** Start of Task input **

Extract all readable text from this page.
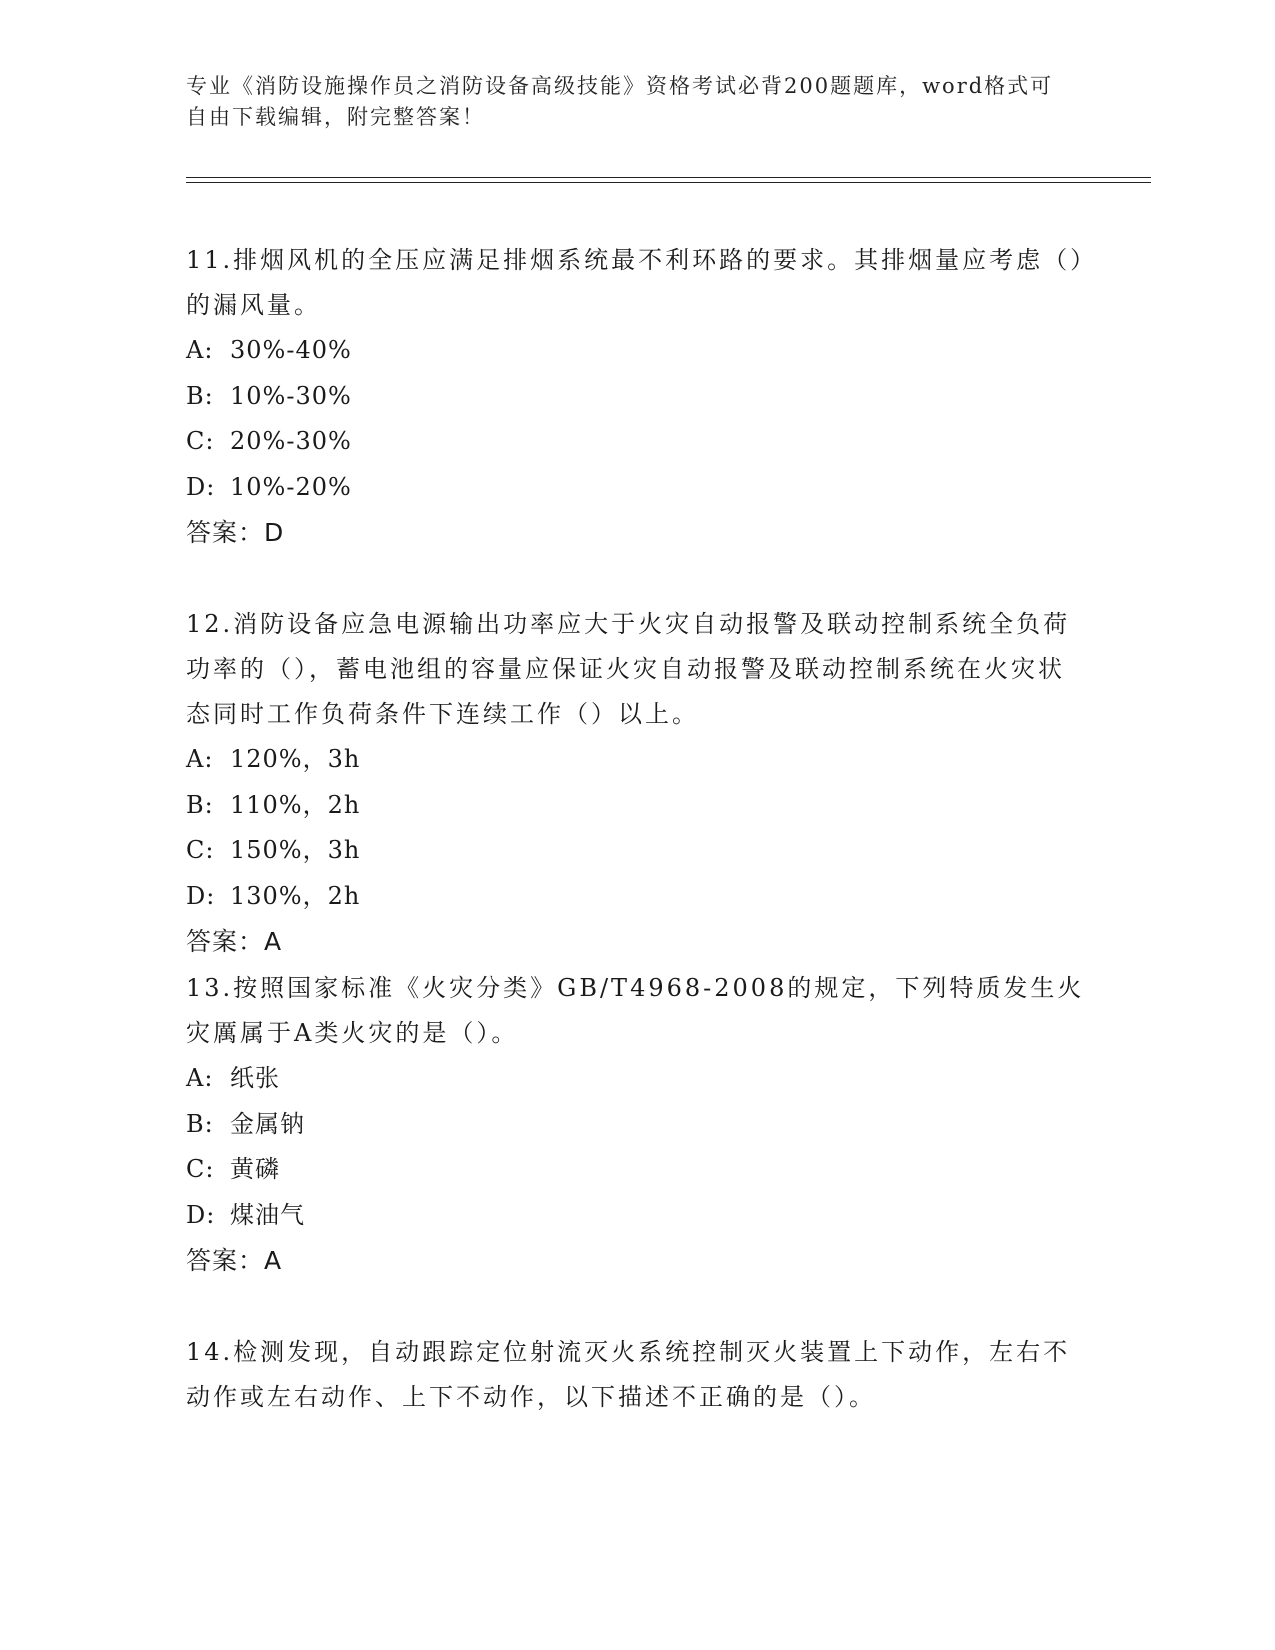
专业《消防设施操作员之消防设备高级技能》资格考试必背200题题库，word格式可自由下载编辑，附完整答案！

11.排烟风机的全压应满足排烟系统最不利环路的要求。其排烟量应考虑（）的漏风量。

A: 30%-40%

B: 10%-30%

C: 20%-30%

D: 10%-20%

答案：D

12.消防设备应急电源输出功率应大于火灾自动报警及联动控制系统全负荷功率的（），蓄电池组的容量应保证火灾自动报警及联动控制系统在火灾状态同时工作负荷条件下连续工作（）以上。

A: 120%，3h

B: 110%，2h

C: 150%，3h

D: 130%，2h

答案：A

13.按照国家标准《火灾分类》GB/T4968-2008的规定，下列特质发生火灾厲属于A类火灾的是（）。

A: 纸张

B: 金属钠

C: 黄磷

D: 煤油气

答案：A

14.检测发现，自动跟踪定位射流灭火系统控制灭火装置上下动作，左右不动作或左右动作、上下不动作，以下描述不正确的是（）。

** End of Task input **

Repeat each entry exactly as given; no pictures belong in the copy.

Completed exercise
Extract all readable text from this page.
专业《消防设施操作员之消防设备高级技能》资格考试必背200题题库，word格式可自由下载编辑，附完整答案！

11.排烟风机的全压应满足排烟系统最不利环路的要求。其排烟量应考虑（）的漏风量。

A: 30%-40%

B: 10%-30%

C: 20%-30%

D: 10%-20%

答案：D

12.消防设备应急电源输出功率应大于火灾自动报警及联动控制系统全负荷功率的（），蓄电池组的容量应保证火灾自动报警及联动控制系统在火灾状态同时工作负荷条件下连续工作（）以上。

A: 120%，3h

B: 110%，2h

C: 150%，3h

D: 130%，2h

答案：A

13.按照国家标准《火灾分类》GB/T4968-2008的规定，下列特质发生火灾厲属于A类火灾的是（）。

A: 纸张

B: 金属钠

C: 黄磷

D: 煤油气

答案：A

14.检测发现，自动跟踪定位射流灭火系统控制灭火装置上下动作，左右不动作或左右动作、上下不动作，以下描述不正确的是（）。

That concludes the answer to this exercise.